[Stored records]
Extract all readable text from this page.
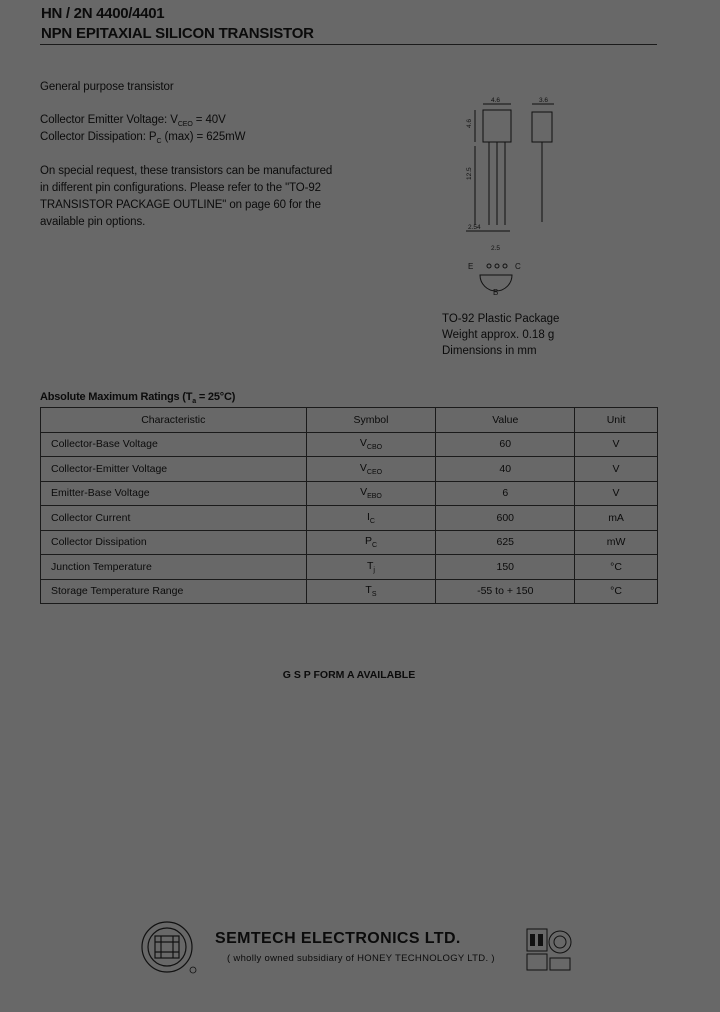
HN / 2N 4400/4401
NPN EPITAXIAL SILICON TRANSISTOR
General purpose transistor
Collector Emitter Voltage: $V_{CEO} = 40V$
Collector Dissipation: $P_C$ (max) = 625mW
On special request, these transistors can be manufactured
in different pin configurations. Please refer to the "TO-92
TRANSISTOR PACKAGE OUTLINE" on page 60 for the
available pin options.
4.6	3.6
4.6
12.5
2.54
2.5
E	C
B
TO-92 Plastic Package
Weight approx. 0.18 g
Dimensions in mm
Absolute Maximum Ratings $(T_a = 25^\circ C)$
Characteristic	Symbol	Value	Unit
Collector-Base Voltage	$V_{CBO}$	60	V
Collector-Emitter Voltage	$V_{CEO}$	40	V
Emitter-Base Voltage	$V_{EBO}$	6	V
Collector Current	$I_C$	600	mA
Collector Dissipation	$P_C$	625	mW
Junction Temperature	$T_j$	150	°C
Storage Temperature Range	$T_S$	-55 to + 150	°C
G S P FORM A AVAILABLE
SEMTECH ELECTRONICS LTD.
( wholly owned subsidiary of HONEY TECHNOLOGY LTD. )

...

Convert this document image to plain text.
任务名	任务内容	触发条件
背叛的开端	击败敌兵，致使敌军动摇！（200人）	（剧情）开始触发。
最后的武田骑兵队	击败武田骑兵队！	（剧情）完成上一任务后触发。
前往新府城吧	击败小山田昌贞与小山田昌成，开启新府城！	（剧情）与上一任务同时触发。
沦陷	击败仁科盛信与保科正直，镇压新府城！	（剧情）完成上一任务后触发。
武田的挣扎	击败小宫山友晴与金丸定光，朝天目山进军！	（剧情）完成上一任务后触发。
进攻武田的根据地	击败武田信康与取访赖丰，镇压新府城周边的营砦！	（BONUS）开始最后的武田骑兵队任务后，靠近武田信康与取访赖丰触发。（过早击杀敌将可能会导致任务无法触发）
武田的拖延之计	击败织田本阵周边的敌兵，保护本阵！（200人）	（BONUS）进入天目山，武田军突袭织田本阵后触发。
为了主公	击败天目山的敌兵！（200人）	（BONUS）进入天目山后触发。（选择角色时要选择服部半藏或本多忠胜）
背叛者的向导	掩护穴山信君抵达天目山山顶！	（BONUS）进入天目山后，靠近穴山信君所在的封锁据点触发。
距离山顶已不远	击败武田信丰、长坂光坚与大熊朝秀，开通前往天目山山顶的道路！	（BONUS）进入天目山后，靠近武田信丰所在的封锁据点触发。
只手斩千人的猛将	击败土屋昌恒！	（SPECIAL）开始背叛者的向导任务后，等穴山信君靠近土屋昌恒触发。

TASK DESCRIPTION:
Scan the material above for the word "page". Copy each line where it occurs.

WRITTEN RESPONSE:
Extract all readable text from this page.
TRANSISTOR PACKAGE OUTLINE" on page 60 for the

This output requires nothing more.